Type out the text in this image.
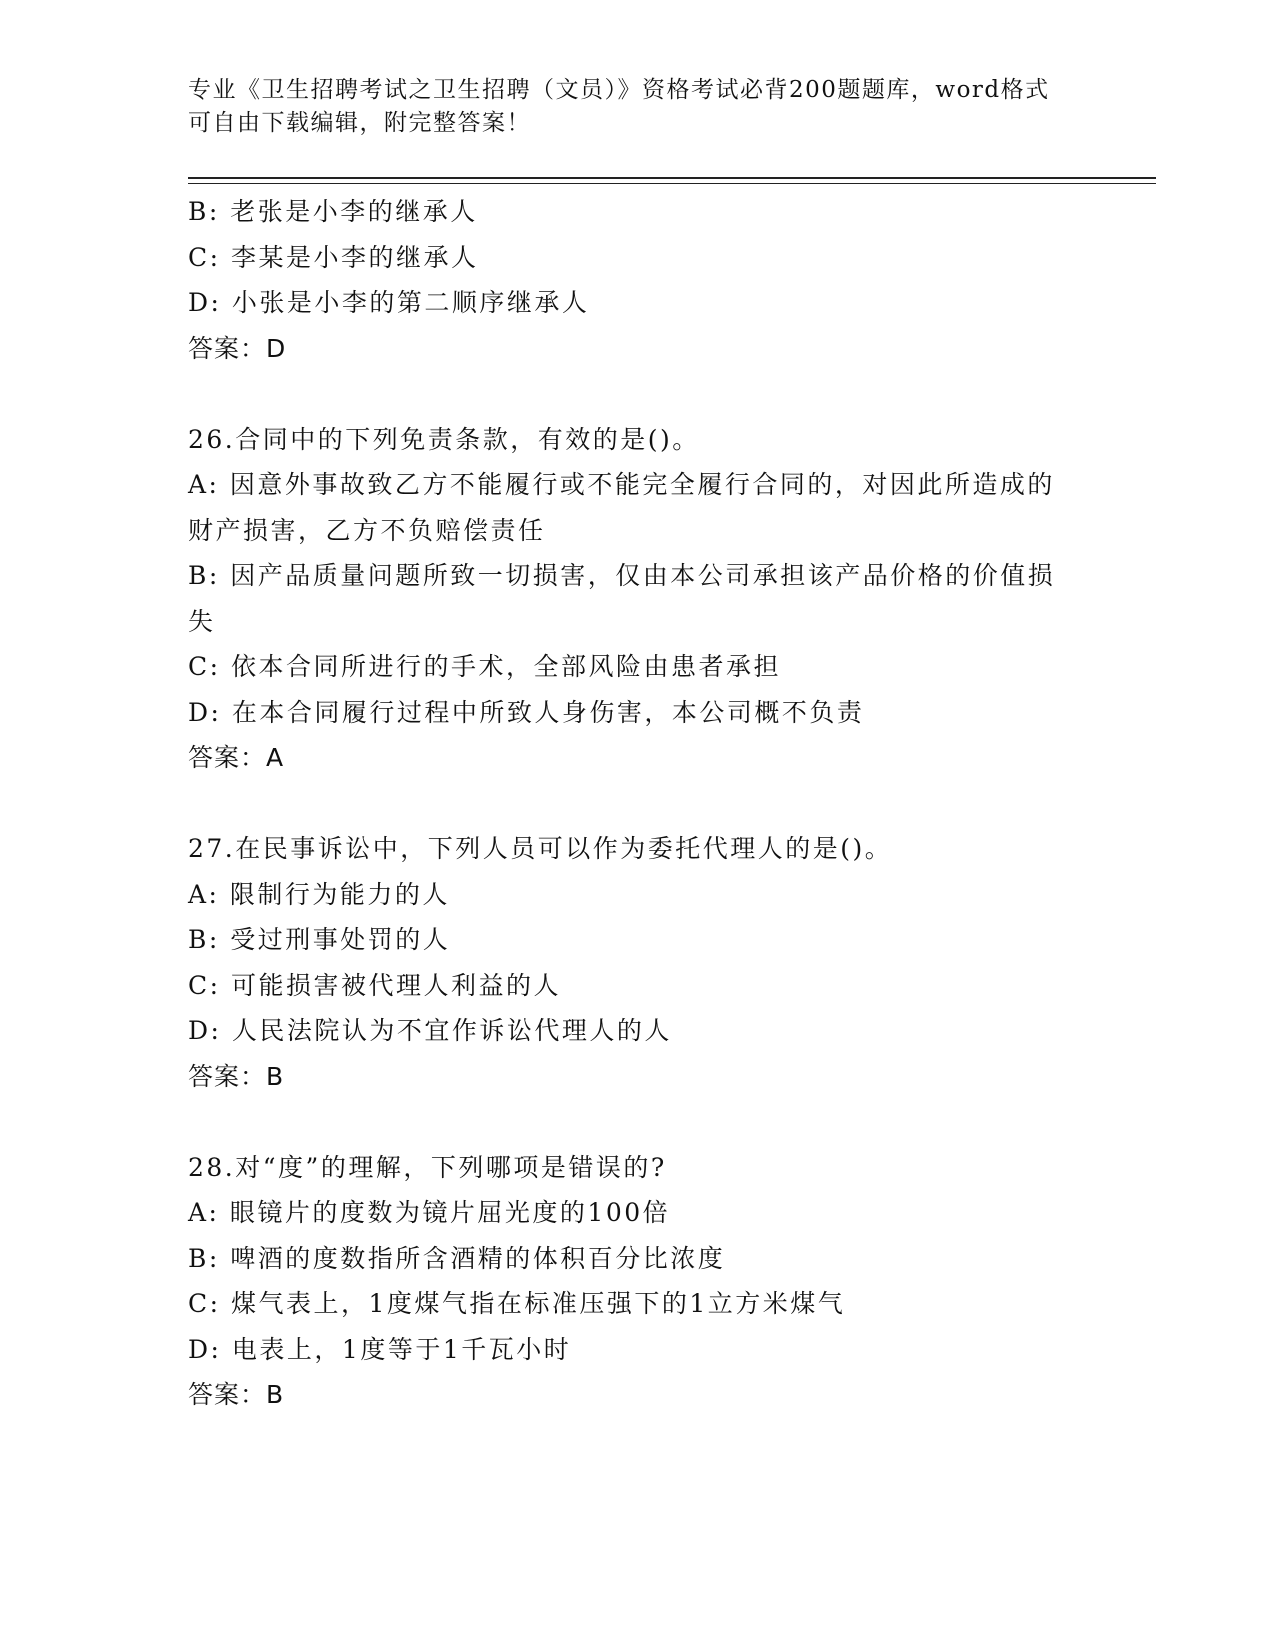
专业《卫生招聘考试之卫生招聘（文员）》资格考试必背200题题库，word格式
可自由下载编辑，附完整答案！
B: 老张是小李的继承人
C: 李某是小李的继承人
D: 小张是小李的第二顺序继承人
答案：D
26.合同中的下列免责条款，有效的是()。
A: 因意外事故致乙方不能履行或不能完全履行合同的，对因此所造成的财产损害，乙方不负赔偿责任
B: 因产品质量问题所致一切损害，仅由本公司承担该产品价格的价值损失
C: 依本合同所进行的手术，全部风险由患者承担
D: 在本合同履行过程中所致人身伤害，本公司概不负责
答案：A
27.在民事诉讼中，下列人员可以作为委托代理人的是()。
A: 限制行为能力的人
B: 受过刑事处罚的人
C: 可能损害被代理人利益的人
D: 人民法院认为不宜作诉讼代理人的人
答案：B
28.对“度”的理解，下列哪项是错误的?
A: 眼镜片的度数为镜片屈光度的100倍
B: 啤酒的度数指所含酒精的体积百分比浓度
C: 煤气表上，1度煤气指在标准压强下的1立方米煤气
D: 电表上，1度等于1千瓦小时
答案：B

▶ _EXERCISE DIRECTIONS_
Every line is to be duplicated exactly, though pictures stay out.

▶ _SOLUTION TO THE PROBLEM_
Type out the text in this image.
专业《卫生招聘考试之卫生招聘（文员）》资格考试必背200题题库，word格式
可自由下载编辑，附完整答案！
B: 老张是小李的继承人
C: 李某是小李的继承人
D: 小张是小李的第二顺序继承人
答案：D
26.合同中的下列免责条款，有效的是()。
A: 因意外事故致乙方不能履行或不能完全履行合同的，对因此所造成的财产损害，乙方不负赔偿责任
B: 因产品质量问题所致一切损害，仅由本公司承担该产品价格的价值损失
C: 依本合同所进行的手术，全部风险由患者承担
D: 在本合同履行过程中所致人身伤害，本公司概不负责
答案：A
27.在民事诉讼中，下列人员可以作为委托代理人的是()。
A: 限制行为能力的人
B: 受过刑事处罚的人
C: 可能损害被代理人利益的人
D: 人民法院认为不宜作诉讼代理人的人
答案：B
28.对“度”的理解，下列哪项是错误的?
A: 眼镜片的度数为镜片屈光度的100倍
B: 啤酒的度数指所含酒精的体积百分比浓度
C: 煤气表上，1度煤气指在标准压强下的1立方米煤气
D: 电表上，1度等于1千瓦小时
答案：B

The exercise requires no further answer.